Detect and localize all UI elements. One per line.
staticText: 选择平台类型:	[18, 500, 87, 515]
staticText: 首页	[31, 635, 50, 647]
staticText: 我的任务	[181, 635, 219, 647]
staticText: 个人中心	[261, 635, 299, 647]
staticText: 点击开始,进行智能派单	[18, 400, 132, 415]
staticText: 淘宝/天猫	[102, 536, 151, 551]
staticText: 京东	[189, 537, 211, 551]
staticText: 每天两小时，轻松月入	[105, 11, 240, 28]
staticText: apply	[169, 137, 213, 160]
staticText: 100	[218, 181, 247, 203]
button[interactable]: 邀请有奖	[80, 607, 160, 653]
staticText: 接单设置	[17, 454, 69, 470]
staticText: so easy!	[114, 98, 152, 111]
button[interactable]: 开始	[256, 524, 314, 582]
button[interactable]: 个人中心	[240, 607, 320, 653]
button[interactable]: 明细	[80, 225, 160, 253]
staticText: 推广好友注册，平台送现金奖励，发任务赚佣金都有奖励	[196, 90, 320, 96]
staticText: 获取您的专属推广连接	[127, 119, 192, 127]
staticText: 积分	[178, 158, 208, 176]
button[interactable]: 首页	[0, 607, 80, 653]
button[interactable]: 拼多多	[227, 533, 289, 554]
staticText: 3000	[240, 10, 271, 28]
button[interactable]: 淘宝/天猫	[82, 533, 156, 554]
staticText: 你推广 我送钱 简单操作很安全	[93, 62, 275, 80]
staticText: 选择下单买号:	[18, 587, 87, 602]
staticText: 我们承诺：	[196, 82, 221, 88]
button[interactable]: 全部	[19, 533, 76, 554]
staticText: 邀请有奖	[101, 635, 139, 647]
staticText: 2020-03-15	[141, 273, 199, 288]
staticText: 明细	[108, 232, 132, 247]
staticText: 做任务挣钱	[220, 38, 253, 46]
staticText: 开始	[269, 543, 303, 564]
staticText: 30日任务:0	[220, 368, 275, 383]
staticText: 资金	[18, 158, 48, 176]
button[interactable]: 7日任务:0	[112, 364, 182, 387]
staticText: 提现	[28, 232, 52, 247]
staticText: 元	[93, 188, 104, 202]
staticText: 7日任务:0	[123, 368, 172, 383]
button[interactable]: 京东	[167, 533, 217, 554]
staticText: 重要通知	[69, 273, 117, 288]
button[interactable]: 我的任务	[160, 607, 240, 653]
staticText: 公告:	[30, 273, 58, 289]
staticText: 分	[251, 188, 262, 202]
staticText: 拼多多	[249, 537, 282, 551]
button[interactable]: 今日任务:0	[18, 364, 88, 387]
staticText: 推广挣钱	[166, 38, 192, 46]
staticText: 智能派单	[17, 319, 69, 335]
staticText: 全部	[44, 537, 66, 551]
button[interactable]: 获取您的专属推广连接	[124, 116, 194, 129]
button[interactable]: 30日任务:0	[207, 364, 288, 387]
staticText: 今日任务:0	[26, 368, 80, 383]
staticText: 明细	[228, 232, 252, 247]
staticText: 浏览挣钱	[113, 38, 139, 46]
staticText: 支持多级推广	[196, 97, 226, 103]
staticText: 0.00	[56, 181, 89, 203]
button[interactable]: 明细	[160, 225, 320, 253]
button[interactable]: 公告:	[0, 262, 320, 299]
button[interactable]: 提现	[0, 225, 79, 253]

**THE TASK**
Format the material as a Markdown table with the columns Row and Line. Start at the first line, go on through the line that contains "273, 117, 288]", number each line, and leave out blank lines.

**CORRECT OUTPUT**
| Row | Line |
|---|---|
| 1 | Detect and localize all UI elements. One per line. |
| 2 | staticText: 选择平台类型:	[18, 500, 87, 515] |
| 3 | staticText: 首页	[31, 635, 50, 647] |
| 4 | staticText: 我的任务	[181, 635, 219, 647] |
| 5 | staticText: 个人中心	[261, 635, 299, 647] |
| 6 | staticText: 点击开始,进行智能派单	[18, 400, 132, 415] |
| 7 | staticText: 淘宝/天猫	[102, 536, 151, 551] |
| 8 | staticText: 京东	[189, 537, 211, 551] |
| 9 | staticText: 每天两小时，轻松月入	[105, 11, 240, 28] |
| 10 | staticText: apply	[169, 137, 213, 160] |
| 11 | staticText: 100	[218, 181, 247, 203] |
| 12 | button[interactable]: 邀请有奖	[80, 607, 160, 653] |
| 13 | staticText: 接单设置	[17, 454, 69, 470] |
| 14 | staticText: so easy!	[114, 98, 152, 111] |
| 15 | button[interactable]: 开始	[256, 524, 314, 582] |
| 16 | button[interactable]: 个人中心	[240, 607, 320, 653] |
| 17 | button[interactable]: 明细	[80, 225, 160, 253] |
| 18 | staticText: 推广好友注册，平台送现金奖励，发任务赚佣金都有奖励	[196, 90, 320, 96] |
| 19 | staticText: 获取您的专属推广连接	[127, 119, 192, 127] |
| 20 | staticText: 积分	[178, 158, 208, 176] |
| 21 | button[interactable]: 首页	[0, 607, 80, 653] |
| 22 | button[interactable]: 拼多多	[227, 533, 289, 554] |
| 23 | staticText: 3000	[240, 10, 271, 28] |
| 24 | button[interactable]: 淘宝/天猫	[82, 533, 156, 554] |
| 25 | staticText: 你推广 我送钱 简单操作很安全	[93, 62, 275, 80] |
| 26 | staticText: 选择下单买号:	[18, 587, 87, 602] |
| 27 | staticText: 我们承诺：	[196, 82, 221, 88] |
| 28 | button[interactable]: 全部	[19, 533, 76, 554] |
| 29 | staticText: 邀请有奖	[101, 635, 139, 647] |
| 30 | staticText: 2020-03-15	[141, 273, 199, 288] |
| 31 | staticText: 明细	[108, 232, 132, 247] |
| 32 | staticText: 做任务挣钱	[220, 38, 253, 46] |
| 33 | staticText: 开始	[269, 543, 303, 564] |
| 34 | staticText: 30日任务:0	[220, 368, 275, 383] |
| 35 | staticText: 资金	[18, 158, 48, 176] |
| 36 | button[interactable]: 7日任务:0	[112, 364, 182, 387] |
| 37 | staticText: 提现	[28, 232, 52, 247] |
| 38 | staticText: 元	[93, 188, 104, 202] |
| 39 | staticText: 7日任务:0	[123, 368, 172, 383] |
| 40 | button[interactable]: 京东	[167, 533, 217, 554] |
| 41 | staticText: 重要通知	[69, 273, 117, 288] |